(Figure record extracts)
......

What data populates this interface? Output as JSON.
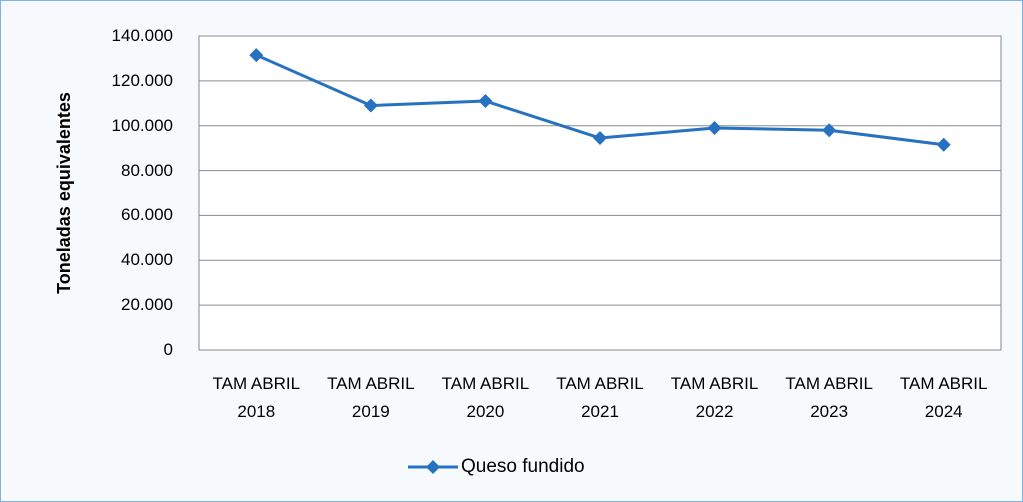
{
  "chart_data": {
    "type": "line",
    "y_label": "Toneladas equivalentes",
    "categories": [
      "TAM ABRIL 2018",
      "TAM ABRIL 2019",
      "TAM ABRIL 2020",
      "TAM ABRIL 2021",
      "TAM ABRIL 2022",
      "TAM ABRIL 2023",
      "TAM ABRIL 2024"
    ],
    "series": [
      {
        "name": "Queso fundido",
        "color": "#2672c0",
        "values": [
          131500,
          109000,
          111000,
          94500,
          99000,
          98000,
          91500
        ]
      }
    ],
    "ylim": [
      0,
      140000
    ],
    "yticks": [
      0,
      {
        "value": 20000,
        "label": "20.000"
      },
      {
        "value": 40000,
        "label": "40.000"
      },
      {
        "value": 60000,
        "label": "60.000"
      },
      {
        "value": 80000,
        "label": "80.000"
      },
      {
        "value": 100000,
        "label": "100.000"
      },
      {
        "value": 120000,
        "label": "120.000"
      },
      {
        "value": 140000,
        "label": "140.000"
      }
    ],
    "grid": true,
    "legend": "bottom"
  }
}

......

Stated task: Transcribe the full listing above exactly as it stands, minus the pictures.

Expected answer:
What data populates this interface? Output as JSON.
{
  "chart_data": {
    "type": "line",
    "y_label": "Toneladas equivalentes",
    "categories": [
      "TAM ABRIL 2018",
      "TAM ABRIL 2019",
      "TAM ABRIL 2020",
      "TAM ABRIL 2021",
      "TAM ABRIL 2022",
      "TAM ABRIL 2023",
      "TAM ABRIL 2024"
    ],
    "series": [
      {
        "name": "Queso fundido",
        "color": "#2672c0",
        "values": [
          131500,
          109000,
          111000,
          94500,
          99000,
          98000,
          91500
        ]
      }
    ],
    "ylim": [
      0,
      140000
    ],
    "yticks": [
      0,
      {
        "value": 20000,
        "label": "20.000"
      },
      {
        "value": 40000,
        "label": "40.000"
      },
      {
        "value": 60000,
        "label": "60.000"
      },
      {
        "value": 80000,
        "label": "80.000"
      },
      {
        "value": 100000,
        "label": "100.000"
      },
      {
        "value": 120000,
        "label": "120.000"
      },
      {
        "value": 140000,
        "label": "140.000"
      }
    ],
    "grid": true,
    "legend": "bottom"
  }
}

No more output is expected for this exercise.